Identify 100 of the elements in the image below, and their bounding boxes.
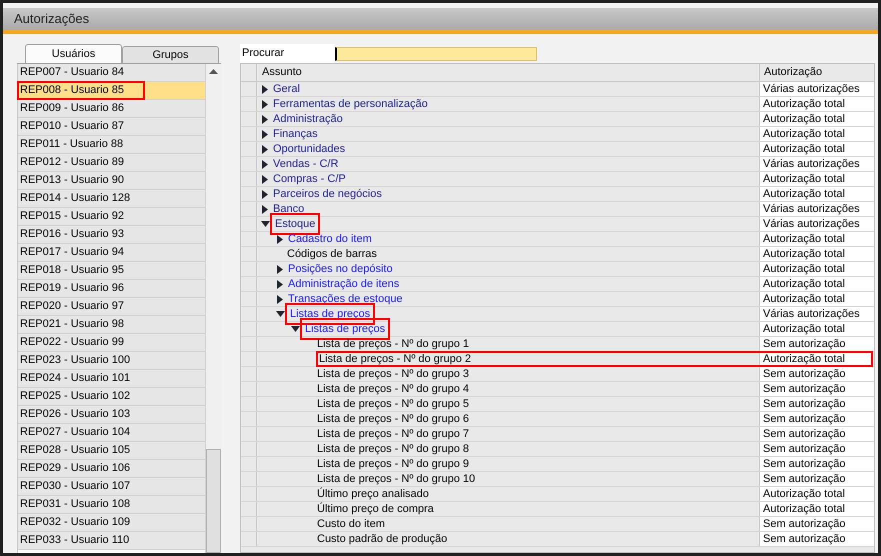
tree-node-label[interactable]: Estoque	[273, 216, 318, 232]
tree-node-label[interactable]: Listas de preços	[303, 320, 388, 338]
user-name: REP032 - Usuario 109	[19, 515, 132, 530]
tab[interactable]: Grupos	[122, 46, 219, 63]
user-list-item[interactable]: REP017 - Usuario 94	[18, 244, 205, 262]
user-list-item[interactable]: REP032 - Usuario 109	[18, 514, 205, 532]
authorization-cell: Sem autorização	[760, 517, 874, 531]
authorization-cell: Sem autorização	[760, 382, 874, 396]
user-name: REP027 - Usuario 104	[19, 425, 132, 440]
tree-node-label[interactable]: Finanças	[273, 126, 318, 142]
user-list-item[interactable]: REP031 - Usuario 108	[18, 496, 205, 514]
tree-node-label[interactable]: Oportunidades	[273, 140, 346, 158]
user-list-item[interactable]: REP008 - Usuario 85	[18, 82, 205, 100]
authorization-cell: Várias autorizações	[760, 202, 874, 216]
user-name: REP026 - Usuario 103	[19, 407, 132, 422]
tree-node-label[interactable]: Geral	[273, 80, 300, 98]
tree-node-label[interactable]: Posições no depósito	[288, 260, 393, 278]
user-list-item[interactable]: REP028 - Usuario 105	[18, 442, 205, 460]
user-name: REP015 - Usuario 92	[19, 209, 125, 224]
authorization-cell: Várias autorizações	[760, 217, 874, 231]
user-list-item[interactable]: REP020 - Usuario 97	[18, 298, 205, 316]
user-list-item[interactable]: REP025 - Usuario 102	[18, 388, 205, 406]
tree-node-label[interactable]: Compras - C/P	[273, 170, 346, 188]
collapsed-triangle-icon[interactable]	[262, 114, 268, 124]
user-list-item[interactable]: REP015 - Usuario 92	[18, 208, 205, 226]
authorization-cell: Sem autorização	[760, 472, 874, 486]
tree-node-label[interactable]: Transações de estoque	[288, 290, 403, 308]
authorization-cell: Autorização total	[760, 292, 874, 306]
collapsed-triangle-icon[interactable]	[262, 190, 268, 198]
user-list-item[interactable]: REP030 - Usuario 107	[18, 478, 205, 496]
user-name: REP014 - Usuario 128	[19, 191, 132, 206]
authorization-cell: Autorização total	[760, 247, 874, 261]
user-name: REP009 - Usuario 86	[19, 101, 125, 116]
expanded-triangle-icon[interactable]	[276, 311, 285, 317]
user-list-item[interactable]: REP029 - Usuario 106	[18, 460, 205, 478]
authorization-cell: Sem autorização	[760, 337, 874, 351]
tab[interactable]: Usuários	[25, 44, 122, 63]
user-list-item[interactable]: REP013 - Usuario 90	[18, 172, 205, 190]
collapsed-triangle-icon[interactable]	[262, 204, 268, 214]
authorization-cell: Autorização total	[760, 187, 874, 201]
user-list-item[interactable]: REP012 - Usuario 89	[18, 154, 205, 172]
user-list-item[interactable]: REP016 - Usuario 93	[18, 226, 205, 244]
authorization-cell: Autorização total	[760, 322, 874, 336]
tree-node-label[interactable]: Administração de itens	[288, 276, 400, 292]
collapsed-triangle-icon[interactable]	[262, 174, 268, 184]
collapsed-triangle-icon[interactable]	[262, 130, 268, 138]
authorization-cell: Autorização total	[760, 97, 874, 111]
authorization-cell: Autorização total	[760, 487, 874, 501]
scrollbar[interactable]	[205, 64, 221, 553]
authorization-cell: Várias autorizações	[760, 157, 874, 171]
tree-node-label[interactable]: Banco	[273, 200, 304, 218]
collapsed-triangle-icon[interactable]	[262, 144, 268, 154]
user-name: REP018 - Usuario 95	[19, 263, 125, 278]
tree-node-label[interactable]: Parceiros de negócios	[273, 186, 382, 202]
tree-node-label[interactable]: Ferramentas de personalização	[273, 96, 428, 112]
user-name: REP021 - Usuario 98	[19, 317, 125, 332]
user-list-item[interactable]: REP033 - Usuario 110	[18, 532, 205, 550]
user-name: REP030 - Usuario 107	[19, 479, 132, 494]
user-name: REP011 - Usuario 88	[19, 137, 124, 152]
column-header[interactable]: Assunto	[257, 64, 760, 81]
collapsed-triangle-icon[interactable]	[277, 264, 283, 274]
user-name: REP007 - Usuario 84	[19, 65, 125, 80]
search-field[interactable]	[335, 46, 537, 60]
user-list-item[interactable]: REP010 - Usuario 87	[18, 118, 205, 136]
user-list-item[interactable]: REP014 - Usuario 128	[18, 190, 205, 208]
user-list-item[interactable]: REP024 - Usuario 101	[18, 370, 205, 388]
tree-node-label[interactable]: Administração	[273, 110, 343, 128]
scrollbar-thumb[interactable]	[206, 449, 221, 553]
user-list-item[interactable]: REP026 - Usuario 103	[18, 406, 205, 424]
user-list-item[interactable]: REP018 - Usuario 95	[18, 262, 205, 280]
user-list-item[interactable]: REP027 - Usuario 104	[18, 424, 205, 442]
user-list-item[interactable]: REP019 - Usuario 96	[18, 280, 205, 298]
authorization-cell: Autorização total	[760, 262, 874, 276]
user-list-item[interactable]: REP007 - Usuario 84	[18, 64, 205, 82]
expanded-triangle-icon[interactable]	[291, 326, 300, 332]
collapsed-triangle-icon[interactable]	[277, 294, 283, 304]
authorization-cell: Autorização total	[760, 112, 874, 126]
authorization-cell: Sem autorização	[760, 532, 874, 546]
user-name: REP017 - Usuario 94	[19, 245, 125, 260]
authorization-cell: Autorização total	[760, 502, 874, 516]
user-name: REP016 - Usuario 93	[19, 227, 125, 242]
collapsed-triangle-icon[interactable]	[262, 100, 268, 108]
tree-node-label[interactable]: Vendas - C/R	[273, 156, 338, 172]
user-list-item[interactable]: REP022 - Usuario 99	[18, 334, 205, 352]
expanded-triangle-icon[interactable]	[261, 221, 270, 227]
authorization-cell: Autorização total	[760, 352, 872, 366]
authorization-cell: Autorização total	[760, 172, 874, 186]
user-list-item[interactable]: REP021 - Usuario 98	[18, 316, 205, 334]
collapsed-triangle-icon[interactable]	[262, 160, 268, 168]
user-name: REP029 - Usuario 106	[19, 461, 132, 476]
collapsed-triangle-icon[interactable]	[262, 84, 268, 94]
tree-node-label[interactable]: Listas de preços	[288, 306, 372, 322]
collapsed-triangle-icon[interactable]	[277, 234, 283, 244]
tree-node-label[interactable]: Cadastro do item	[288, 230, 372, 248]
authorization-cell: Sem autorização	[760, 397, 874, 411]
user-list-item[interactable]: REP011 - Usuario 88	[18, 136, 205, 154]
user-list-item[interactable]: REP009 - Usuario 86	[18, 100, 205, 118]
column-header[interactable]: Autorização	[760, 64, 874, 81]
user-list-item[interactable]: REP023 - Usuario 100	[18, 352, 205, 370]
collapsed-triangle-icon[interactable]	[277, 280, 283, 288]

__Given request__
Pick out every line in the records above that contains the string "header".

__Full solution__
column-header[interactable]: Assunto	[257, 64, 760, 81]
column-header[interactable]: Autorização	[760, 64, 874, 81]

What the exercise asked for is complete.